**OBJECTIVE**
The data below must be copied in full and without any change.

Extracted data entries
=-=-=
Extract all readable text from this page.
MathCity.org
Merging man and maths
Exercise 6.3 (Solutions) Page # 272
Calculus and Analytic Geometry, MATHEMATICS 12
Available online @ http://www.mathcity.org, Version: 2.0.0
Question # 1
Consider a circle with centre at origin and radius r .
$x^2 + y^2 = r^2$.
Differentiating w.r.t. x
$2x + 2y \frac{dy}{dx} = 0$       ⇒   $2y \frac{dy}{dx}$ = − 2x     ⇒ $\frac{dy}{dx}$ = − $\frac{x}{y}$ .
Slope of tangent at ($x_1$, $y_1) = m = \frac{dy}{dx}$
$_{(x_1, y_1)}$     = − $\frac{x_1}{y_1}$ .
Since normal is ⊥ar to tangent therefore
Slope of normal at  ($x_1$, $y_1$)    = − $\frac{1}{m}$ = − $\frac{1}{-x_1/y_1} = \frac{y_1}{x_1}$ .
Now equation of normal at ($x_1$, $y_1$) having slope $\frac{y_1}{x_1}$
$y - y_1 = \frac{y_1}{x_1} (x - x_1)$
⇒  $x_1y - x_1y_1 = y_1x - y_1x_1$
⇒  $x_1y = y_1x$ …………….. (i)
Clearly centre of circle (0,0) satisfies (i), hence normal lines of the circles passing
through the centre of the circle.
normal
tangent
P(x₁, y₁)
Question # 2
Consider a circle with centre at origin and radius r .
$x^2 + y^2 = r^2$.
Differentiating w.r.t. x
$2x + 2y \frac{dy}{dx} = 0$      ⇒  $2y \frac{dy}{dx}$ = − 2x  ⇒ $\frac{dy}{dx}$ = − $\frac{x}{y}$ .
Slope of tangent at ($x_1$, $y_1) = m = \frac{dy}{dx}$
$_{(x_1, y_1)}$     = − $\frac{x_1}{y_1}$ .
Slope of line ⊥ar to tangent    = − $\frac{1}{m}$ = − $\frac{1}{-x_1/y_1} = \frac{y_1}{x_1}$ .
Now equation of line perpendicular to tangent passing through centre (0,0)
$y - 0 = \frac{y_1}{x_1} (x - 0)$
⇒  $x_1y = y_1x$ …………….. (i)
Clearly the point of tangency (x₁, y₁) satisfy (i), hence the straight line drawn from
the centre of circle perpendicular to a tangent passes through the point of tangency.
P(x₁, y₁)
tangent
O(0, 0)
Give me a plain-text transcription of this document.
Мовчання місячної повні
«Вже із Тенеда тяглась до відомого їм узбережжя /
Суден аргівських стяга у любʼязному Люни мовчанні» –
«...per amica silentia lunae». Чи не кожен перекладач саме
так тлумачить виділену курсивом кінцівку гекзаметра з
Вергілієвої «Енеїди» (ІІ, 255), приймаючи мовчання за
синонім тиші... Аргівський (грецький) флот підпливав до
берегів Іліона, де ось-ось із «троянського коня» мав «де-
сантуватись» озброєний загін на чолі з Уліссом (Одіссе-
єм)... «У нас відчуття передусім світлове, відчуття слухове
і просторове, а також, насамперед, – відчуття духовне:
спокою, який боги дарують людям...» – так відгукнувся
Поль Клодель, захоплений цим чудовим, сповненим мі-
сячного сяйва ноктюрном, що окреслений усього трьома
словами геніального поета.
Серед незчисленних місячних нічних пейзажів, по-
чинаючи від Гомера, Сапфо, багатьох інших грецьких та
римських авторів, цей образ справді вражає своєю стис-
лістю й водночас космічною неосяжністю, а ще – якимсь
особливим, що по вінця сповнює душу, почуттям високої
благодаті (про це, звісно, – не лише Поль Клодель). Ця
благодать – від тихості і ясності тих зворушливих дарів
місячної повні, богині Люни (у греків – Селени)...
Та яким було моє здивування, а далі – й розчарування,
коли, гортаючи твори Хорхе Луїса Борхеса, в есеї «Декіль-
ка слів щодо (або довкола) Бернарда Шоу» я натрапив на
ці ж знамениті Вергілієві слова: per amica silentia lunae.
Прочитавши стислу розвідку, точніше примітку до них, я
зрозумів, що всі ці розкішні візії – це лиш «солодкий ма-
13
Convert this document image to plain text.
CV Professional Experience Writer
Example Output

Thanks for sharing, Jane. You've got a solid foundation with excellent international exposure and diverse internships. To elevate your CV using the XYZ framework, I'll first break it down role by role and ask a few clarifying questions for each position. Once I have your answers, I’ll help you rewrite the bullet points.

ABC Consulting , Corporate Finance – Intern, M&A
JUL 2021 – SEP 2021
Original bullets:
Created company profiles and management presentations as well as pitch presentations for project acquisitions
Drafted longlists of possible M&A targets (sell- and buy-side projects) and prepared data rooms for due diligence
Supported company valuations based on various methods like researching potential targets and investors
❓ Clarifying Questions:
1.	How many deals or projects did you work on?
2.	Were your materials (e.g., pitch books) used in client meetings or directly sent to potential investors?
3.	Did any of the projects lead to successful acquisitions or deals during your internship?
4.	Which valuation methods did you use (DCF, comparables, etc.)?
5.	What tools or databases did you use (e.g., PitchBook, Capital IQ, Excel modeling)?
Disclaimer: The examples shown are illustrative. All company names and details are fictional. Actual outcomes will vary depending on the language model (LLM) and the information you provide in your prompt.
=-=-=
**COMPLETE ANSWER**
Extract all readable text from this page.
MathCity.org
Merging man and maths
Exercise 6.3 (Solutions) Page # 272
Calculus and Analytic Geometry, MATHEMATICS 12
Available online @ http://www.mathcity.org, Version: 2.0.0
Question # 1
Consider a circle with centre at origin and radius r .
$x^2 + y^2 = r^2$.
Differentiating w.r.t. x
$2x + 2y \frac{dy}{dx} = 0$       ⇒   $2y \frac{dy}{dx}$ = − 2x     ⇒ $\frac{dy}{dx}$ = − $\frac{x}{y}$ .
Slope of tangent at ($x_1$, $y_1) = m = \frac{dy}{dx}$
$_{(x_1, y_1)}$     = − $\frac{x_1}{y_1}$ .
Since normal is ⊥ar to tangent therefore
Slope of normal at  ($x_1$, $y_1$)    = − $\frac{1}{m}$ = − $\frac{1}{-x_1/y_1} = \frac{y_1}{x_1}$ .
Now equation of normal at ($x_1$, $y_1$) having slope $\frac{y_1}{x_1}$
$y - y_1 = \frac{y_1}{x_1} (x - x_1)$
⇒  $x_1y - x_1y_1 = y_1x - y_1x_1$
⇒  $x_1y = y_1x$ …………….. (i)
Clearly centre of circle (0,0) satisfies (i), hence normal lines of the circles passing
through the centre of the circle.
normal
tangent
P(x₁, y₁)
Question # 2
Consider a circle with centre at origin and radius r .
$x^2 + y^2 = r^2$.
Differentiating w.r.t. x
$2x + 2y \frac{dy}{dx} = 0$      ⇒  $2y \frac{dy}{dx}$ = − 2x  ⇒ $\frac{dy}{dx}$ = − $\frac{x}{y}$ .
Slope of tangent at ($x_1$, $y_1) = m = \frac{dy}{dx}$
$_{(x_1, y_1)}$     = − $\frac{x_1}{y_1}$ .
Slope of line ⊥ar to tangent    = − $\frac{1}{m}$ = − $\frac{1}{-x_1/y_1} = \frac{y_1}{x_1}$ .
Now equation of line perpendicular to tangent passing through centre (0,0)
$y - 0 = \frac{y_1}{x_1} (x - 0)$
⇒  $x_1y = y_1x$ …………….. (i)
Clearly the point of tangency (x₁, y₁) satisfy (i), hence the straight line drawn from
the centre of circle perpendicular to a tangent passes through the point of tangency.
P(x₁, y₁)
tangent
O(0, 0)
Give me a plain-text transcription of this document.
Мовчання місячної повні
«Вже із Тенеда тяглась до відомого їм узбережжя /
Суден аргівських стяга у любʼязному Люни мовчанні» –
«...per amica silentia lunae». Чи не кожен перекладач саме
так тлумачить виділену курсивом кінцівку гекзаметра з
Вергілієвої «Енеїди» (ІІ, 255), приймаючи мовчання за
синонім тиші... Аргівський (грецький) флот підпливав до
берегів Іліона, де ось-ось із «троянського коня» мав «де-
сантуватись» озброєний загін на чолі з Уліссом (Одіссе-
єм)... «У нас відчуття передусім світлове, відчуття слухове
і просторове, а також, насамперед, – відчуття духовне:
спокою, який боги дарують людям...» – так відгукнувся
Поль Клодель, захоплений цим чудовим, сповненим мі-
сячного сяйва ноктюрном, що окреслений усього трьома
словами геніального поета.
Серед незчисленних місячних нічних пейзажів, по-
чинаючи від Гомера, Сапфо, багатьох інших грецьких та
римських авторів, цей образ справді вражає своєю стис-
лістю й водночас космічною неосяжністю, а ще – якимсь
особливим, що по вінця сповнює душу, почуттям високої
благодаті (про це, звісно, – не лише Поль Клодель). Ця
благодать – від тихості і ясності тих зворушливих дарів
місячної повні, богині Люни (у греків – Селени)...
Та яким було моє здивування, а далі – й розчарування,
коли, гортаючи твори Хорхе Луїса Борхеса, в есеї «Декіль-
ка слів щодо (або довкола) Бернарда Шоу» я натрапив на
ці ж знамениті Вергілієві слова: per amica silentia lunae.
Прочитавши стислу розвідку, точніше примітку до них, я
зрозумів, що всі ці розкішні візії – це лиш «солодкий ма-
13
Convert this document image to plain text.
CV Professional Experience Writer
Example Output

Thanks for sharing, Jane. You've got a solid foundation with excellent international exposure and diverse internships. To elevate your CV using the XYZ framework, I'll first break it down role by role and ask a few clarifying questions for each position. Once I have your answers, I’ll help you rewrite the bullet points.

ABC Consulting , Corporate Finance – Intern, M&A
JUL 2021 – SEP 2021
Original bullets:
Created company profiles and management presentations as well as pitch presentations for project acquisitions
Drafted longlists of possible M&A targets (sell- and buy-side projects) and prepared data rooms for due diligence
Supported company valuations based on various methods like researching potential targets and investors
❓ Clarifying Questions:
1.	How many deals or projects did you work on?
2.	Were your materials (e.g., pitch books) used in client meetings or directly sent to potential investors?
3.	Did any of the projects lead to successful acquisitions or deals during your internship?
4.	Which valuation methods did you use (DCF, comparables, etc.)?
5.	What tools or databases did you use (e.g., PitchBook, Capital IQ, Excel modeling)?
Disclaimer: The examples shown are illustrative. All company names and details are fictional. Actual outcomes will vary depending on the language model (LLM) and the information you provide in your prompt.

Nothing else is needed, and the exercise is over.